BEGIN

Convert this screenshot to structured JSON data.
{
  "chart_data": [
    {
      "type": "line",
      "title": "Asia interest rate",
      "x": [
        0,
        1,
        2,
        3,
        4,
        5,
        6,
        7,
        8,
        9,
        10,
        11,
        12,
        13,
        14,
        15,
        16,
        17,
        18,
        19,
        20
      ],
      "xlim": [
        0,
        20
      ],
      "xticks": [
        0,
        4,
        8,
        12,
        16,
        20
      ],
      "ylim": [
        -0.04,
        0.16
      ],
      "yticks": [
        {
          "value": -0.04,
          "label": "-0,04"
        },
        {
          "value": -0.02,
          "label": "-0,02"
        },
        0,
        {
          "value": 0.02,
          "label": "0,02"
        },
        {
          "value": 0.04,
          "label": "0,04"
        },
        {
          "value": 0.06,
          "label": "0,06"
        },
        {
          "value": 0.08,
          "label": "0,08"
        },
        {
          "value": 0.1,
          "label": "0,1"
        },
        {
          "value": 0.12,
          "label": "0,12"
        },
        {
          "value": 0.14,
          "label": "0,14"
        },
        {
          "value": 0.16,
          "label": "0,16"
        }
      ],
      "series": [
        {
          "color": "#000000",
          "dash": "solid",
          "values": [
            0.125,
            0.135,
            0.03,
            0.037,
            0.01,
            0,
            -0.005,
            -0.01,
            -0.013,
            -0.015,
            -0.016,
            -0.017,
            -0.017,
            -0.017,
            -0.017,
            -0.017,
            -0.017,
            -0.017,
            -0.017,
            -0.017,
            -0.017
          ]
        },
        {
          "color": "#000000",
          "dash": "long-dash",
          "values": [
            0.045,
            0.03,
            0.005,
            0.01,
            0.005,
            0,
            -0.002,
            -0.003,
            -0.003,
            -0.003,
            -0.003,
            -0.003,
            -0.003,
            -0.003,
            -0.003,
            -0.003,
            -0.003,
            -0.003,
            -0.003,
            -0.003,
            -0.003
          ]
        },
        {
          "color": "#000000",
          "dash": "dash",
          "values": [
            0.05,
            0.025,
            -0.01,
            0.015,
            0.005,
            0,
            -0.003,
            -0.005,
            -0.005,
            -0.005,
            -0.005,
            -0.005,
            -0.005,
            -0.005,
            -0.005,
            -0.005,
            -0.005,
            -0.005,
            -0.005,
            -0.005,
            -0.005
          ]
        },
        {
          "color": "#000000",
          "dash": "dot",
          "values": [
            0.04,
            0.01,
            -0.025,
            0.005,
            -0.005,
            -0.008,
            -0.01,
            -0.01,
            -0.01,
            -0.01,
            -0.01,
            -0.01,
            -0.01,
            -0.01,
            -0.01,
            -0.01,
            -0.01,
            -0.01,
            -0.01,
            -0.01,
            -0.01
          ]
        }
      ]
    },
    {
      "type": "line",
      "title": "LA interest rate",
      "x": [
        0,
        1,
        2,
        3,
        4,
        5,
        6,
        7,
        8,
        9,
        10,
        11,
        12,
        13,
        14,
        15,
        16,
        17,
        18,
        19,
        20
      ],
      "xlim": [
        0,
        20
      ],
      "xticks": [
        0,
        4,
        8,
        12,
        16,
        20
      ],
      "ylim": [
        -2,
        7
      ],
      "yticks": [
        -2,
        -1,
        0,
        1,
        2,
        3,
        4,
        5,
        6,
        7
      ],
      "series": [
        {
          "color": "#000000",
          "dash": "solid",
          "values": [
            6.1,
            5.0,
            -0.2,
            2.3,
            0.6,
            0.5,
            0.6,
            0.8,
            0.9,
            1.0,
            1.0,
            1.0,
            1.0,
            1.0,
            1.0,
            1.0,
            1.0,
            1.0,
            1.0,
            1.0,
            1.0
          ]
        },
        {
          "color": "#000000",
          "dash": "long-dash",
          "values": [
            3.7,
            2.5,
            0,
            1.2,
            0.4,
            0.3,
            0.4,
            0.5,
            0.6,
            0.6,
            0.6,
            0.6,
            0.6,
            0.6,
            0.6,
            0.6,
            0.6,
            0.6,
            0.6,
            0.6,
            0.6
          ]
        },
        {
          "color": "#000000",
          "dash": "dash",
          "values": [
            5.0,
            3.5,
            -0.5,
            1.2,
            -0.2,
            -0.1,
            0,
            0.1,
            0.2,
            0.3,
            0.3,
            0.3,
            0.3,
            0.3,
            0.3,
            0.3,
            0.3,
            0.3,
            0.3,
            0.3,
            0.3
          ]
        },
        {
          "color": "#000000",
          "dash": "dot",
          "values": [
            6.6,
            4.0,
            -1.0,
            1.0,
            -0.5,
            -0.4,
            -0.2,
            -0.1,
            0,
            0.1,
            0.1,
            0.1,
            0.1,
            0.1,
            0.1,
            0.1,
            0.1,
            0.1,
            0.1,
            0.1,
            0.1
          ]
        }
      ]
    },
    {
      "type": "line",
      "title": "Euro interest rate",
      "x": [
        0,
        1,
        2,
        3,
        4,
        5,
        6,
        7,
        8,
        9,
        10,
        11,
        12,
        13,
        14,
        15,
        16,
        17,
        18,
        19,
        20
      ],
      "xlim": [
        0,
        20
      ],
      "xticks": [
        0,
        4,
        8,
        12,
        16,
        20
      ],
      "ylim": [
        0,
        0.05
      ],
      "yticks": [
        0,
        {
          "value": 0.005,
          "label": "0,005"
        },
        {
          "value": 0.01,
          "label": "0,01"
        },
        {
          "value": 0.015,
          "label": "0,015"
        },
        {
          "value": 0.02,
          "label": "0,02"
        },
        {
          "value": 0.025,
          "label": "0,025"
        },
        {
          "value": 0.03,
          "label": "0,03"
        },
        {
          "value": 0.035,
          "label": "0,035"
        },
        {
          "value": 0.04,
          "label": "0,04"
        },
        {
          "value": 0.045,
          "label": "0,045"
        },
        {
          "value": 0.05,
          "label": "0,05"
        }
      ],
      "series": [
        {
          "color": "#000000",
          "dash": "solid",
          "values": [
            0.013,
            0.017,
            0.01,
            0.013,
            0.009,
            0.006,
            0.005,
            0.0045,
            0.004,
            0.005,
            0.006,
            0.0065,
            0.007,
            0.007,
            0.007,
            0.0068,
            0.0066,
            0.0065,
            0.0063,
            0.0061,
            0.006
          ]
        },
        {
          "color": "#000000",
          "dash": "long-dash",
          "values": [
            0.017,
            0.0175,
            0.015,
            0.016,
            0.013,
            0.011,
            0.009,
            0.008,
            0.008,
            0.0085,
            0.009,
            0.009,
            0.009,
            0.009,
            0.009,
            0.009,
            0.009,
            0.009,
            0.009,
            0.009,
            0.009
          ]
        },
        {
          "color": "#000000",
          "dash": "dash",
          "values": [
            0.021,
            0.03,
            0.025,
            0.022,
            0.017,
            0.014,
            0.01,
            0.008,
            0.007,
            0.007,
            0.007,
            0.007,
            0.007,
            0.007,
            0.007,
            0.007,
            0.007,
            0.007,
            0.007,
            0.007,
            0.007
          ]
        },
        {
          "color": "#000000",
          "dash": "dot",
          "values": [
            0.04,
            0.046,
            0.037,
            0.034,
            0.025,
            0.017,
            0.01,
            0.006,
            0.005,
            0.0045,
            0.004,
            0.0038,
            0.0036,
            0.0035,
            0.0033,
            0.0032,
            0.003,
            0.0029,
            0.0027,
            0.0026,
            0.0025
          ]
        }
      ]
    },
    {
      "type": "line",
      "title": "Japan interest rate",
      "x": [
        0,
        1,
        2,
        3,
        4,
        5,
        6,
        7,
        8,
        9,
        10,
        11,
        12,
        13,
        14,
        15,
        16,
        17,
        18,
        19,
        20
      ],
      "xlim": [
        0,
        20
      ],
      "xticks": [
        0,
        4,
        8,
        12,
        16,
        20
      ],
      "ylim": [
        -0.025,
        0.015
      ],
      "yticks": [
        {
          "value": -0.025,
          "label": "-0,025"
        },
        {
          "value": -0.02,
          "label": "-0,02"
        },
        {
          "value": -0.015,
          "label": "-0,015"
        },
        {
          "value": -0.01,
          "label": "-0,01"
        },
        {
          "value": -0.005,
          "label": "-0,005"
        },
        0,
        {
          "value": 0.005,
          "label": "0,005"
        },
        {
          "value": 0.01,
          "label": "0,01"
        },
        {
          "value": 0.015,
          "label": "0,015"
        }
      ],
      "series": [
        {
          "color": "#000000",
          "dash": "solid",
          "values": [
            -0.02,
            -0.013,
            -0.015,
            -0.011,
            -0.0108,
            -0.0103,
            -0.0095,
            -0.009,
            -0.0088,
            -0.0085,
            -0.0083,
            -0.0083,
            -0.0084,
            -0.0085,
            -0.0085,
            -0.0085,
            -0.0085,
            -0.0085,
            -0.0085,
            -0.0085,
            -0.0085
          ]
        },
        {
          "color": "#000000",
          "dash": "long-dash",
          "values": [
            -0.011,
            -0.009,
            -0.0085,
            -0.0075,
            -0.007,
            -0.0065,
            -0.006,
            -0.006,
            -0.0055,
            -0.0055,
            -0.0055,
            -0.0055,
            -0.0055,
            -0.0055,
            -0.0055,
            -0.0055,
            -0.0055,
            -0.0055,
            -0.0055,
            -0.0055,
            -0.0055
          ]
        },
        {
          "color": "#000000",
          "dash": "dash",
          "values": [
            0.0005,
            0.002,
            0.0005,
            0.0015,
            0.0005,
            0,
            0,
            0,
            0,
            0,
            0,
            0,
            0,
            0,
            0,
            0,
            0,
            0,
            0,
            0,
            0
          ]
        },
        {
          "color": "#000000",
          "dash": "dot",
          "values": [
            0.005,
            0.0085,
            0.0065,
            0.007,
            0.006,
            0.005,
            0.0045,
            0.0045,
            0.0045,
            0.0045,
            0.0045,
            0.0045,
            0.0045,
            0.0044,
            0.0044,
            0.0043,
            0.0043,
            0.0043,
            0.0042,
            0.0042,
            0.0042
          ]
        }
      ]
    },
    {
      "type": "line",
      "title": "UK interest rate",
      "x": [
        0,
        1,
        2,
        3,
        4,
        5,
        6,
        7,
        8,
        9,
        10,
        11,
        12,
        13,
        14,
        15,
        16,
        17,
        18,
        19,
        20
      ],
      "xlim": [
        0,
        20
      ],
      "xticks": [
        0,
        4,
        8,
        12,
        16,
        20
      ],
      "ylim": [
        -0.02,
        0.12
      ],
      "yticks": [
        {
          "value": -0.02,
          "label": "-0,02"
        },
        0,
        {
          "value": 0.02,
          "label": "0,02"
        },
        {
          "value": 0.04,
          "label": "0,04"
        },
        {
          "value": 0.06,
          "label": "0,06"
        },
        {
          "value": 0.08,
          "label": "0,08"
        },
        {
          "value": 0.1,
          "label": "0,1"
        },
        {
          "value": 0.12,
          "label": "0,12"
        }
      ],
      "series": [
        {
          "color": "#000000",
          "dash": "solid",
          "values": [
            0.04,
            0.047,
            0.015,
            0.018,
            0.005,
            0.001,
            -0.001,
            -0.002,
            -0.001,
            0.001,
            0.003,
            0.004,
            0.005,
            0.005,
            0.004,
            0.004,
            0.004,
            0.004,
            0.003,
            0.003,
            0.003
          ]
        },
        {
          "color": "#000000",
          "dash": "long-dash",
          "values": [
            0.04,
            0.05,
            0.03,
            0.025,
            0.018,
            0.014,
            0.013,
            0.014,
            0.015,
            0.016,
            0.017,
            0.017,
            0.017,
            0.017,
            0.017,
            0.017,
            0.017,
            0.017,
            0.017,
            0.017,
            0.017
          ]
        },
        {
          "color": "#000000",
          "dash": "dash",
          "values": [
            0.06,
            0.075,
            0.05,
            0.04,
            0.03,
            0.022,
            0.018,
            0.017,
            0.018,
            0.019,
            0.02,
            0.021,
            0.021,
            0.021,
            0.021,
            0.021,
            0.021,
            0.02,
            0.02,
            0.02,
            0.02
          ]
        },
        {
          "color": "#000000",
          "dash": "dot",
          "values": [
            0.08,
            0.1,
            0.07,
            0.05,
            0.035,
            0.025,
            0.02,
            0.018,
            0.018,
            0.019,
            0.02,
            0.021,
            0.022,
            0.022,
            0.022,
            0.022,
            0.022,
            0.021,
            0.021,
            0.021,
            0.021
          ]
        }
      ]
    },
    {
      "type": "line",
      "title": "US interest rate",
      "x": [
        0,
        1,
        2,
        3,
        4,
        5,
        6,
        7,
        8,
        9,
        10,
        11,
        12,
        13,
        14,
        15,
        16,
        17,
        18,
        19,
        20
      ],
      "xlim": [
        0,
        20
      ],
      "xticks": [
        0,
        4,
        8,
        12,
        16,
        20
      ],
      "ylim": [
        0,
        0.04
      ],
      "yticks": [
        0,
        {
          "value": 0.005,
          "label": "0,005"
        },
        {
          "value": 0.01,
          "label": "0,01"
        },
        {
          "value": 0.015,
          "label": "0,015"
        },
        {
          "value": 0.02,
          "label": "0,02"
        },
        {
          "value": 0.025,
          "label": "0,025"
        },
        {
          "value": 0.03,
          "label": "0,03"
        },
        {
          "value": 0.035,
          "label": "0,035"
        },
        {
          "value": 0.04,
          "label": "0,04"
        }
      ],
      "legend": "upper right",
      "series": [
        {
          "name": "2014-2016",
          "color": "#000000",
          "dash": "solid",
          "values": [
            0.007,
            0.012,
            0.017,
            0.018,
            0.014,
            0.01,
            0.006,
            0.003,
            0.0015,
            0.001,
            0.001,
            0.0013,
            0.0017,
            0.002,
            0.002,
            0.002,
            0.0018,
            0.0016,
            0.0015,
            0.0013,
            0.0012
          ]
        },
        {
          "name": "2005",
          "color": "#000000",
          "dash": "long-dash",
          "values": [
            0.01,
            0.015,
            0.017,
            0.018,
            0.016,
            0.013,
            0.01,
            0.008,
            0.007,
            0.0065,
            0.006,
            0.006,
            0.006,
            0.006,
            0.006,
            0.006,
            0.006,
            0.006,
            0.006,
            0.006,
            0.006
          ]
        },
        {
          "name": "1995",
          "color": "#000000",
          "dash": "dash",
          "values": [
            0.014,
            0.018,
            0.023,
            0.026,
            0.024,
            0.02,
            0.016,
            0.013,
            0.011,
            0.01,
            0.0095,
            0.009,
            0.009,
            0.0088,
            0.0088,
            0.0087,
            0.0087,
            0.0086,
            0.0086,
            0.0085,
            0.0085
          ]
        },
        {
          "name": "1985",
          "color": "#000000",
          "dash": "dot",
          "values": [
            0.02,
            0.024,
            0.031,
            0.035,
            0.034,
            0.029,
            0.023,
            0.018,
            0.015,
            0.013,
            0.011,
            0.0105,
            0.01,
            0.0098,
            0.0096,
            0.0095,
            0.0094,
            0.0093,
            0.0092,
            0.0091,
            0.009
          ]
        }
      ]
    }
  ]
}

END

### EXERCISE REQUIREMENTS
List the lines of the material in which the word "rate" occurs.

### ANSWER FOR THIS EXERCISE
      "title": "Asia interest rate",
      "title": "LA interest rate",
      "title": "Euro interest rate",
      "title": "Japan interest rate",
      "title": "UK interest rate",
      "title": "US interest rate",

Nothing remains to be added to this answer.